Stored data

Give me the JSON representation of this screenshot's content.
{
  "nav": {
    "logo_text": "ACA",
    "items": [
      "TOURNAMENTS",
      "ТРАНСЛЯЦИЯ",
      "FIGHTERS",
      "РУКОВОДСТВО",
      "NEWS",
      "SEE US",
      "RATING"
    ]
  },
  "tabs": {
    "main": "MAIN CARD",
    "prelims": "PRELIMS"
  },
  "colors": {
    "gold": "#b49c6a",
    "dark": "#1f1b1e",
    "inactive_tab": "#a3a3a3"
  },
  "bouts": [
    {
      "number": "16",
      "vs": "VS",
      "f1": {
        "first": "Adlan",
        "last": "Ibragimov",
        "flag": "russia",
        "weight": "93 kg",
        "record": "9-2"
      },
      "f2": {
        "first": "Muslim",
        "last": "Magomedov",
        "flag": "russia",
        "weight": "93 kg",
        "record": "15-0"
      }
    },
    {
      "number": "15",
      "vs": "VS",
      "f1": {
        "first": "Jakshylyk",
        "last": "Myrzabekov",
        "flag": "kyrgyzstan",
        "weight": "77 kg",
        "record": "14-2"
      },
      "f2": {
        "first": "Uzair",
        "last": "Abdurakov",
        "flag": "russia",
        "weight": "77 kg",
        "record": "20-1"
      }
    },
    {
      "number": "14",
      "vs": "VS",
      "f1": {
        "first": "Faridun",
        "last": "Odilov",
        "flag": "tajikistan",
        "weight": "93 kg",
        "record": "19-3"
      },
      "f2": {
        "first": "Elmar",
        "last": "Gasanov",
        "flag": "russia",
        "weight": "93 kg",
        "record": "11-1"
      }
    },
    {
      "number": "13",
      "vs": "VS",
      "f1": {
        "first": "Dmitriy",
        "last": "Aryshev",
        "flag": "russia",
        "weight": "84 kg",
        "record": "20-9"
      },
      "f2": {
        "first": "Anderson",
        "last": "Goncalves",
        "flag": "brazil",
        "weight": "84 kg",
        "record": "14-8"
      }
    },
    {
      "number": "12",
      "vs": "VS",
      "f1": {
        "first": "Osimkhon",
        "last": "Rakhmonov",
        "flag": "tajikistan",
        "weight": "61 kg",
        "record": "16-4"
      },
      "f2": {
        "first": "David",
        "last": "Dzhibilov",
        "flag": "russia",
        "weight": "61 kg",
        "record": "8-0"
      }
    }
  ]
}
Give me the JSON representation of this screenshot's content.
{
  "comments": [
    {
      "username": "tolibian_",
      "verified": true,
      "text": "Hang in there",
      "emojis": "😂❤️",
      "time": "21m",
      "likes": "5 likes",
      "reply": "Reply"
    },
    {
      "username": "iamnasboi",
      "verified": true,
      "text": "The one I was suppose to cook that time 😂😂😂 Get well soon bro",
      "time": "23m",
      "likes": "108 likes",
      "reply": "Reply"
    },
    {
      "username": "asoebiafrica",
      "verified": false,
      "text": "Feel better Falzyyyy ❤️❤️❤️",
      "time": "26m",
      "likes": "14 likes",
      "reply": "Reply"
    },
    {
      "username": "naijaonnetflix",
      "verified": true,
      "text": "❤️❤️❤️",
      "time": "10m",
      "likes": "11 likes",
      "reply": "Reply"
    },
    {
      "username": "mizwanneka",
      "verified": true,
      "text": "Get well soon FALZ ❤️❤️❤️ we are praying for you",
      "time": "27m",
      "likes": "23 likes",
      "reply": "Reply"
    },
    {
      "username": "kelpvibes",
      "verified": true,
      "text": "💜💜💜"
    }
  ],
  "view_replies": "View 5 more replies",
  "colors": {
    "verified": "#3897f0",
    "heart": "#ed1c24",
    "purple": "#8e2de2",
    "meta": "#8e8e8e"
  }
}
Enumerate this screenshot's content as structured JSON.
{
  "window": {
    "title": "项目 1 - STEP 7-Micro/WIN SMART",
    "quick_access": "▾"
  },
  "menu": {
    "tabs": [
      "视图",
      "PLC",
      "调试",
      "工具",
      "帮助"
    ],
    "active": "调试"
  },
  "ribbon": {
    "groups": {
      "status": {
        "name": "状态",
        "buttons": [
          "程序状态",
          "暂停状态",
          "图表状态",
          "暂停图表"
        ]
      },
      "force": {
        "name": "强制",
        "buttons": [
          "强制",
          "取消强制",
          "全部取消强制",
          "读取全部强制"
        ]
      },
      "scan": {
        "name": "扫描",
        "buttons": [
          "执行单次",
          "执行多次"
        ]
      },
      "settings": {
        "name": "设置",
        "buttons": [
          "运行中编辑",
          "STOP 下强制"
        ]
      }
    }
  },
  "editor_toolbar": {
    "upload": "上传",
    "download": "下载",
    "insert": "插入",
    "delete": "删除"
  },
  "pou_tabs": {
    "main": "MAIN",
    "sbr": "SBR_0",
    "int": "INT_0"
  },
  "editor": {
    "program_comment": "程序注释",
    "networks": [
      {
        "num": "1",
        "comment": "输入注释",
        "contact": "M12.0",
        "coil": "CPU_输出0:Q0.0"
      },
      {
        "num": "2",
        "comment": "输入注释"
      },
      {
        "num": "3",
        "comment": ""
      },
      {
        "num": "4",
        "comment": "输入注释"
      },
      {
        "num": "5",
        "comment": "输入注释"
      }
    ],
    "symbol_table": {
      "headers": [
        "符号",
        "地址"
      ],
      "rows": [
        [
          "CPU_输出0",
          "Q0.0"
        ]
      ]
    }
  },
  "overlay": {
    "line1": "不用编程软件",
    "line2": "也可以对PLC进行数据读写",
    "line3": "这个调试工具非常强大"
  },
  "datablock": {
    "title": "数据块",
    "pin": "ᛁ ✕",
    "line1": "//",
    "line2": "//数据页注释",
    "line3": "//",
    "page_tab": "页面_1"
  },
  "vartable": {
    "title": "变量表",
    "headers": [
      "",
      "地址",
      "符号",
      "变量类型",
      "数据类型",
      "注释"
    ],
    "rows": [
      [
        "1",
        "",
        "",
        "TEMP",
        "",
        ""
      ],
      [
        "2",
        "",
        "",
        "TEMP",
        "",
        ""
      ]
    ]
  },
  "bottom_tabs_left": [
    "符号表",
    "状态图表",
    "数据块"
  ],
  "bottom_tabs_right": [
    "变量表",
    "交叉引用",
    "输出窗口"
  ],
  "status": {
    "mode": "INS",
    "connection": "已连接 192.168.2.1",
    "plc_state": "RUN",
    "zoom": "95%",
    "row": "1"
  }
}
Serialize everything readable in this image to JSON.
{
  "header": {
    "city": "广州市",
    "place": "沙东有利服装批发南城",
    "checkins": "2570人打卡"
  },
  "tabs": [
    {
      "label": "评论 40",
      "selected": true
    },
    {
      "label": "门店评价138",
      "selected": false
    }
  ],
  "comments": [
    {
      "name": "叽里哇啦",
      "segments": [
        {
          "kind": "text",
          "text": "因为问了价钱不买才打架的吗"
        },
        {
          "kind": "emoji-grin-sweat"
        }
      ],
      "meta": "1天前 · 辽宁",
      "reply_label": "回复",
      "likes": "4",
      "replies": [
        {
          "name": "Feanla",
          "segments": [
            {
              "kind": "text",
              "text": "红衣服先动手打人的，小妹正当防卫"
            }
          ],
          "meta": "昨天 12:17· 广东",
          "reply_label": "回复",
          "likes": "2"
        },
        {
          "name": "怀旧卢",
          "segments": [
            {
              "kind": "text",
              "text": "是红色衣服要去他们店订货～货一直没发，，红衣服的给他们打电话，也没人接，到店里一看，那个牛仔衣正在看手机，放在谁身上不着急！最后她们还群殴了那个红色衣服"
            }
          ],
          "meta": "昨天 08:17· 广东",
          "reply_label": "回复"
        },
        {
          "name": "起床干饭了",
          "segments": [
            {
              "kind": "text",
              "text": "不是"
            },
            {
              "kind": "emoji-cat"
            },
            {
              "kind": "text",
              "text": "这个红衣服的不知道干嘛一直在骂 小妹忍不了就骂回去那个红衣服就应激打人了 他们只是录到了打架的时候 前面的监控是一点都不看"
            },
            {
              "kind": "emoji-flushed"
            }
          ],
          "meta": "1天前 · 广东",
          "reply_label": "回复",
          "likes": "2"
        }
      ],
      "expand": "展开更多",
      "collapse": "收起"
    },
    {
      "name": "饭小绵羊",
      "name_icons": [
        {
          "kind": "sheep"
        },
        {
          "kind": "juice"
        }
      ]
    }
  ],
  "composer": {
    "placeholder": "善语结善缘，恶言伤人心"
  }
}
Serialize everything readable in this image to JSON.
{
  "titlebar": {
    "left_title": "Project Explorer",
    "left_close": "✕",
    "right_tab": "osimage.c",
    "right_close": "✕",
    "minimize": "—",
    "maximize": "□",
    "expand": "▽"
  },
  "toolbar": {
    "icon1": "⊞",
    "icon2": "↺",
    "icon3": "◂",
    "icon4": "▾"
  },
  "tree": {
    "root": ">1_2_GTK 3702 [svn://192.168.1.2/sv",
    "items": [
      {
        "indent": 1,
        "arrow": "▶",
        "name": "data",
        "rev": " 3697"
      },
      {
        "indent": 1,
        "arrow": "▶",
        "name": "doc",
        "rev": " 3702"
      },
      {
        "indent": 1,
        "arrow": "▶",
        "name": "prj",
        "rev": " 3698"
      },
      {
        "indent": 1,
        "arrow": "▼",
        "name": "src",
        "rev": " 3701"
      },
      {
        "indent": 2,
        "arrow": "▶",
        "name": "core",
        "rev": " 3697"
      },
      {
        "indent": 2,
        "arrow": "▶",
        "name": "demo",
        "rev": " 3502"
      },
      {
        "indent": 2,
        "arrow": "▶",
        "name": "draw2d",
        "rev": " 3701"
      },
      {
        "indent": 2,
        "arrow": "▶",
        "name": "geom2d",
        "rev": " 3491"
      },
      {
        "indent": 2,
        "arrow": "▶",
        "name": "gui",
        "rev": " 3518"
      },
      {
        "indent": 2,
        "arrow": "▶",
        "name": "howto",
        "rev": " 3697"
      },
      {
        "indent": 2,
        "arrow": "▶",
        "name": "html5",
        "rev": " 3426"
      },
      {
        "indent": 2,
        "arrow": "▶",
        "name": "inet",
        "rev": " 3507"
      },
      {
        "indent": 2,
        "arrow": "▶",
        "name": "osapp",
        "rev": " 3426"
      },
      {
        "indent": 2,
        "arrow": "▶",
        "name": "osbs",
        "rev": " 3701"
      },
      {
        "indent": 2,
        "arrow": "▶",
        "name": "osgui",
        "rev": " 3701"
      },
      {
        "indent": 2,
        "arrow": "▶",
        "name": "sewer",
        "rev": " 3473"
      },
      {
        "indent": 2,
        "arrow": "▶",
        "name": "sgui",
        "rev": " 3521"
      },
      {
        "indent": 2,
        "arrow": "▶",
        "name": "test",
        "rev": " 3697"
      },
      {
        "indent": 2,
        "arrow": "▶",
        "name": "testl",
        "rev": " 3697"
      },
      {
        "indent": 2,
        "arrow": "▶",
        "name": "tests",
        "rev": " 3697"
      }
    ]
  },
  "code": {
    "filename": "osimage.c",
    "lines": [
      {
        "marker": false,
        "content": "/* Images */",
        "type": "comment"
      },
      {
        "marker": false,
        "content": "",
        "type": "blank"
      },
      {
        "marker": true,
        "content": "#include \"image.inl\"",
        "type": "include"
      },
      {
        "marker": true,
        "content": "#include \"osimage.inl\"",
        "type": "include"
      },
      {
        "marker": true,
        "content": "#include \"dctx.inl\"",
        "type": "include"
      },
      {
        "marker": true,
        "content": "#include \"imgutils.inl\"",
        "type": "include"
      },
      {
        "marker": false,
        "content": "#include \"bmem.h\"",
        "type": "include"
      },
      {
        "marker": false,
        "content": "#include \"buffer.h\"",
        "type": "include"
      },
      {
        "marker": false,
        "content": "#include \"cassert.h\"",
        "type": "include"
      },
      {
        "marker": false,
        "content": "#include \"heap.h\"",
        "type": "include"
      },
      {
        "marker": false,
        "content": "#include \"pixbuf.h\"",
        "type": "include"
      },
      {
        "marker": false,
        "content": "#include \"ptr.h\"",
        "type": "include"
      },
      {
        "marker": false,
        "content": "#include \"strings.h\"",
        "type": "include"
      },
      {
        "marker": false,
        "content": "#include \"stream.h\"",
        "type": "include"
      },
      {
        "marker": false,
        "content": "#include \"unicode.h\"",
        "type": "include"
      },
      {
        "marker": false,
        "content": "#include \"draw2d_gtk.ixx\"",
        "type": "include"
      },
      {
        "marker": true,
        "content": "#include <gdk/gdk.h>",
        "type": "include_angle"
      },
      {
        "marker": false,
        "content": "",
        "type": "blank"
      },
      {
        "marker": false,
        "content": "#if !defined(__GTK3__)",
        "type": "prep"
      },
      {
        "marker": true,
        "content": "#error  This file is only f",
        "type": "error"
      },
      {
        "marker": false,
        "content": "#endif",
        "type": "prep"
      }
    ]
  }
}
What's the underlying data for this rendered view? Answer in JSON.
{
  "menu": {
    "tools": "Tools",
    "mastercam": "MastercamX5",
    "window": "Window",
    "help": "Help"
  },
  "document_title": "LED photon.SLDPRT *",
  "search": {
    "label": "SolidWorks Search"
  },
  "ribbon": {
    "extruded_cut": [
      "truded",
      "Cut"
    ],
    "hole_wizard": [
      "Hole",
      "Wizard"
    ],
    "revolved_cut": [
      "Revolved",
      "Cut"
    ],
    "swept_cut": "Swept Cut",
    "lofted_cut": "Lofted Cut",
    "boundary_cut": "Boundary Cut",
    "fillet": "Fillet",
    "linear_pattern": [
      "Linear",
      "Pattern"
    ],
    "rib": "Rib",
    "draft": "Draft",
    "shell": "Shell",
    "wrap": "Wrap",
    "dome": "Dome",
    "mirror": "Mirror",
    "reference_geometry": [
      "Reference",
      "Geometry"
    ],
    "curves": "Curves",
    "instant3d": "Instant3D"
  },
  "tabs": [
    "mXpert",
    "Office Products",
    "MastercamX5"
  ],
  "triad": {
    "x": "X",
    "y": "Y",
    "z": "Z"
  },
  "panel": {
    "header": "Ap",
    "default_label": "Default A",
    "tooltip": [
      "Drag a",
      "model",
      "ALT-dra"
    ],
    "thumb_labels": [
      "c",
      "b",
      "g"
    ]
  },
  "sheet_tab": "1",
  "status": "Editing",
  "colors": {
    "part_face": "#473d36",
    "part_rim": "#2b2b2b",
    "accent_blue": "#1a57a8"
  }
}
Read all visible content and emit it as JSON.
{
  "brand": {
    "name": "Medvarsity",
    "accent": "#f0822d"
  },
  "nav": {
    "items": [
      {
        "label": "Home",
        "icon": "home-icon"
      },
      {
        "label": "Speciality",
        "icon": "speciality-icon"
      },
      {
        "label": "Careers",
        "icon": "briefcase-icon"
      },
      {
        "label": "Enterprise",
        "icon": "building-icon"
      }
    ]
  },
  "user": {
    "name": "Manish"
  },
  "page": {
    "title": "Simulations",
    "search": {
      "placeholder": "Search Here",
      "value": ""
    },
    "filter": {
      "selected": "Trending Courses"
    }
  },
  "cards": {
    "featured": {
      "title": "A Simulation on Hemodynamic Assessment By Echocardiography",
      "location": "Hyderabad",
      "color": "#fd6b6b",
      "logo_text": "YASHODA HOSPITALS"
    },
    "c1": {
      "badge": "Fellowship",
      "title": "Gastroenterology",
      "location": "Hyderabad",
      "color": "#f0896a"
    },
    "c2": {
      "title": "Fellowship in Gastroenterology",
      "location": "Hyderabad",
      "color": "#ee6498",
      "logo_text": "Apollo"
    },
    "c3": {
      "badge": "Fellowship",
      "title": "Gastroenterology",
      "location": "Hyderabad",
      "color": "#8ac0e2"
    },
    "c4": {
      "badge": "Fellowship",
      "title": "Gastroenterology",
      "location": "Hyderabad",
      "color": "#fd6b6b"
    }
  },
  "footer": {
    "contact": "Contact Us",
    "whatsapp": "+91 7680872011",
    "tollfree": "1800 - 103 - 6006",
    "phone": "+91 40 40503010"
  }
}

* Task directions:
Extract every line containing the string "error" from the material.

* Exercise answer:
        "content": "#error  This file is only f",
        "type": "error"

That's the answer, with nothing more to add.